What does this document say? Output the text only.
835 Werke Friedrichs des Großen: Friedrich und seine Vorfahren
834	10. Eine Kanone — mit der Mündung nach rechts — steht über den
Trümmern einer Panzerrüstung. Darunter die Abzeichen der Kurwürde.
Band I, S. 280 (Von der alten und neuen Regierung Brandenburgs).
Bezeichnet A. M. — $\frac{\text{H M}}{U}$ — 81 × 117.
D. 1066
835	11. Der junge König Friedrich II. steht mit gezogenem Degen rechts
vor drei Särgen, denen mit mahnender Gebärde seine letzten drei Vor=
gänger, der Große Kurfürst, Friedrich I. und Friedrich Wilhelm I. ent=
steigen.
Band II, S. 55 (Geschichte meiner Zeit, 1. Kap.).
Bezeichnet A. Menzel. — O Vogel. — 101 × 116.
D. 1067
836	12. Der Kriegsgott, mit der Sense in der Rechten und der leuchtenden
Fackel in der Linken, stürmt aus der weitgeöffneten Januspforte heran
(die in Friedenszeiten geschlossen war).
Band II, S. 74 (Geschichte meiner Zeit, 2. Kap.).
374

···

• _OBJECTIVE_:
Using the data above, reproduce every line exactly.

• _REPLY_:
What does this document say? Output the text only.
835 Werke Friedrichs des Großen: Friedrich und seine Vorfahren
834	10. Eine Kanone — mit der Mündung nach rechts — steht über den
Trümmern einer Panzerrüstung. Darunter die Abzeichen der Kurwürde.
Band I, S. 280 (Von der alten und neuen Regierung Brandenburgs).
Bezeichnet A. M. — $\frac{\text{H M}}{U}$ — 81 × 117.
D. 1066
835	11. Der junge König Friedrich II. steht mit gezogenem Degen rechts
vor drei Särgen, denen mit mahnender Gebärde seine letzten drei Vor=
gänger, der Große Kurfürst, Friedrich I. und Friedrich Wilhelm I. ent=
steigen.
Band II, S. 55 (Geschichte meiner Zeit, 1. Kap.).
Bezeichnet A. Menzel. — O Vogel. — 101 × 116.
D. 1067
836	12. Der Kriegsgott, mit der Sense in der Rechten und der leuchtenden
Fackel in der Linken, stürmt aus der weitgeöffneten Januspforte heran
(die in Friedenszeiten geschlossen war).
Band II, S. 74 (Geschichte meiner Zeit, 2. Kap.).
374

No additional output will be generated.